(Extracted data entries)
########
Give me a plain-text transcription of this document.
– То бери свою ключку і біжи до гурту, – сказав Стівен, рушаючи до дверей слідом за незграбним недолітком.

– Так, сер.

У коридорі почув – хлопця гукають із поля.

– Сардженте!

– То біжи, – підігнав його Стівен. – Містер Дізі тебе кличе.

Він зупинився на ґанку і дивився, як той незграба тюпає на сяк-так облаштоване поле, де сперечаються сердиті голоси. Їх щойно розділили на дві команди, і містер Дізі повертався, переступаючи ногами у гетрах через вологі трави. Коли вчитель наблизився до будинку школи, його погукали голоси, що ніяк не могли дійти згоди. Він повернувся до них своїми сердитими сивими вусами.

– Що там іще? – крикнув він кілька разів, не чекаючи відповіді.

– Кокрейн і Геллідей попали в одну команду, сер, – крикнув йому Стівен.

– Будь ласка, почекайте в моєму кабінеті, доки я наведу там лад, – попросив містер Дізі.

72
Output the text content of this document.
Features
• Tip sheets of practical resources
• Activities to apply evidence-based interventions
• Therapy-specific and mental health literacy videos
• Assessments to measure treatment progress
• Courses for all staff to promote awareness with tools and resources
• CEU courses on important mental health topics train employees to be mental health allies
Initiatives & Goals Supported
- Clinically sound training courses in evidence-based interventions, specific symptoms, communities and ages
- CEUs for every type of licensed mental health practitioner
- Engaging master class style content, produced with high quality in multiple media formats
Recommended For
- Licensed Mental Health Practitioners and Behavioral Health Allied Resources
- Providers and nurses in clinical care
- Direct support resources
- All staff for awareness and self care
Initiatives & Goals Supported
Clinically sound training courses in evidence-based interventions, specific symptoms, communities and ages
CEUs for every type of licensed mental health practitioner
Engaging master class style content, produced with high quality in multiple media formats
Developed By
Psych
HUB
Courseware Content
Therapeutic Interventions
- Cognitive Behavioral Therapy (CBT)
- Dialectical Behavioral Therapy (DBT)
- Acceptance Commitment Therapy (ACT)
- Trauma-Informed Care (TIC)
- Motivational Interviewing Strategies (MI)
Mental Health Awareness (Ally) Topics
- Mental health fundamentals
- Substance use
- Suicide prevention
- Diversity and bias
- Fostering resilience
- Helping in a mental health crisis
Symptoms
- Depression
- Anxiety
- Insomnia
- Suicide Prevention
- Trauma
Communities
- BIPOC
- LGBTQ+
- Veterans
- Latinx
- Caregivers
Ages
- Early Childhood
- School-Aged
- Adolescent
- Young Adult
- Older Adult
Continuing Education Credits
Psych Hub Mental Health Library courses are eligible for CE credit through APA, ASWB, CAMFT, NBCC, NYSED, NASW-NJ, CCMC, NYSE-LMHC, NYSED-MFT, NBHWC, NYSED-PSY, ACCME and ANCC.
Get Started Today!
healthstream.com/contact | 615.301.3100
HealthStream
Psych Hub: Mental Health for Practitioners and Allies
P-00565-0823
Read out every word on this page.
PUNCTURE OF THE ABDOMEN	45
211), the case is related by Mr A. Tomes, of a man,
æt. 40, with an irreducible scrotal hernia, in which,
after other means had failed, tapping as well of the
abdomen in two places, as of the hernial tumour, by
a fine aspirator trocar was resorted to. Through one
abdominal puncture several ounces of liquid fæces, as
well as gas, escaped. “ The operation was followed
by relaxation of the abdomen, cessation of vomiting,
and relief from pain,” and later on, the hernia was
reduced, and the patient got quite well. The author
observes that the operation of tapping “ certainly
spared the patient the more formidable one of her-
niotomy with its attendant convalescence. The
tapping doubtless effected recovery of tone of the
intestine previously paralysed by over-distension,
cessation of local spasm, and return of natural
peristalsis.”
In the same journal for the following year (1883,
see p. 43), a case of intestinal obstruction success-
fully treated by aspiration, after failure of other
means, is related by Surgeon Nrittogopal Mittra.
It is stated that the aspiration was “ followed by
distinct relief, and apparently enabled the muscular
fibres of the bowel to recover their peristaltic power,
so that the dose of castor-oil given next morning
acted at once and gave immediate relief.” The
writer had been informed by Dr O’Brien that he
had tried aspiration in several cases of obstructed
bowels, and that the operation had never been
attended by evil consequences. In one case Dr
########
Please set down the whole listing above without altering a single line.

Give me a plain-text transcription of this document.
– То бери свою ключку і біжи до гурту, – сказав Стівен, рушаючи до дверей слідом за незграбним недолітком.

– Так, сер.

У коридорі почув – хлопця гукають із поля.

– Сардженте!

– То біжи, – підігнав його Стівен. – Містер Дізі тебе кличе.

Він зупинився на ґанку і дивився, як той незграба тюпає на сяк-так облаштоване поле, де сперечаються сердиті голоси. Їх щойно розділили на дві команди, і містер Дізі повертався, переступаючи ногами у гетрах через вологі трави. Коли вчитель наблизився до будинку школи, його погукали голоси, що ніяк не могли дійти згоди. Він повернувся до них своїми сердитими сивими вусами.

– Що там іще? – крикнув він кілька разів, не чекаючи відповіді.

– Кокрейн і Геллідей попали в одну команду, сер, – крикнув йому Стівен.

– Будь ласка, почекайте в моєму кабінеті, доки я наведу там лад, – попросив містер Дізі.

72
Output the text content of this document.
Features
• Tip sheets of practical resources
• Activities to apply evidence-based interventions
• Therapy-specific and mental health literacy videos
• Assessments to measure treatment progress
• Courses for all staff to promote awareness with tools and resources
• CEU courses on important mental health topics train employees to be mental health allies
Initiatives & Goals Supported
- Clinically sound training courses in evidence-based interventions, specific symptoms, communities and ages
- CEUs for every type of licensed mental health practitioner
- Engaging master class style content, produced with high quality in multiple media formats
Recommended For
- Licensed Mental Health Practitioners and Behavioral Health Allied Resources
- Providers and nurses in clinical care
- Direct support resources
- All staff for awareness and self care
Initiatives & Goals Supported
Clinically sound training courses in evidence-based interventions, specific symptoms, communities and ages
CEUs for every type of licensed mental health practitioner
Engaging master class style content, produced with high quality in multiple media formats
Developed By
Psych
HUB
Courseware Content
Therapeutic Interventions
- Cognitive Behavioral Therapy (CBT)
- Dialectical Behavioral Therapy (DBT)
- Acceptance Commitment Therapy (ACT)
- Trauma-Informed Care (TIC)
- Motivational Interviewing Strategies (MI)
Mental Health Awareness (Ally) Topics
- Mental health fundamentals
- Substance use
- Suicide prevention
- Diversity and bias
- Fostering resilience
- Helping in a mental health crisis
Symptoms
- Depression
- Anxiety
- Insomnia
- Suicide Prevention
- Trauma
Communities
- BIPOC
- LGBTQ+
- Veterans
- Latinx
- Caregivers
Ages
- Early Childhood
- School-Aged
- Adolescent
- Young Adult
- Older Adult
Continuing Education Credits
Psych Hub Mental Health Library courses are eligible for CE credit through APA, ASWB, CAMFT, NBCC, NYSED, NASW-NJ, CCMC, NYSE-LMHC, NYSED-MFT, NBHWC, NYSED-PSY, ACCME and ANCC.
Get Started Today!
healthstream.com/contact | 615.301.3100
HealthStream
Psych Hub: Mental Health for Practitioners and Allies
P-00565-0823
Read out every word on this page.
PUNCTURE OF THE ABDOMEN	45
211), the case is related by Mr A. Tomes, of a man,
æt. 40, with an irreducible scrotal hernia, in which,
after other means had failed, tapping as well of the
abdomen in two places, as of the hernial tumour, by
a fine aspirator trocar was resorted to. Through one
abdominal puncture several ounces of liquid fæces, as
well as gas, escaped. “ The operation was followed
by relaxation of the abdomen, cessation of vomiting,
and relief from pain,” and later on, the hernia was
reduced, and the patient got quite well. The author
observes that the operation of tapping “ certainly
spared the patient the more formidable one of her-
niotomy with its attendant convalescence. The
tapping doubtless effected recovery of tone of the
intestine previously paralysed by over-distension,
cessation of local spasm, and return of natural
peristalsis.”
In the same journal for the following year (1883,
see p. 43), a case of intestinal obstruction success-
fully treated by aspiration, after failure of other
means, is related by Surgeon Nrittogopal Mittra.
It is stated that the aspiration was “ followed by
distinct relief, and apparently enabled the muscular
fibres of the bowel to recover their peristaltic power,
so that the dose of castor-oil given next morning
acted at once and gave immediate relief.” The
writer had been informed by Dr O’Brien that he
had tried aspiration in several cases of obstructed
bowels, and that the operation had never been
attended by evil consequences. In one case Dr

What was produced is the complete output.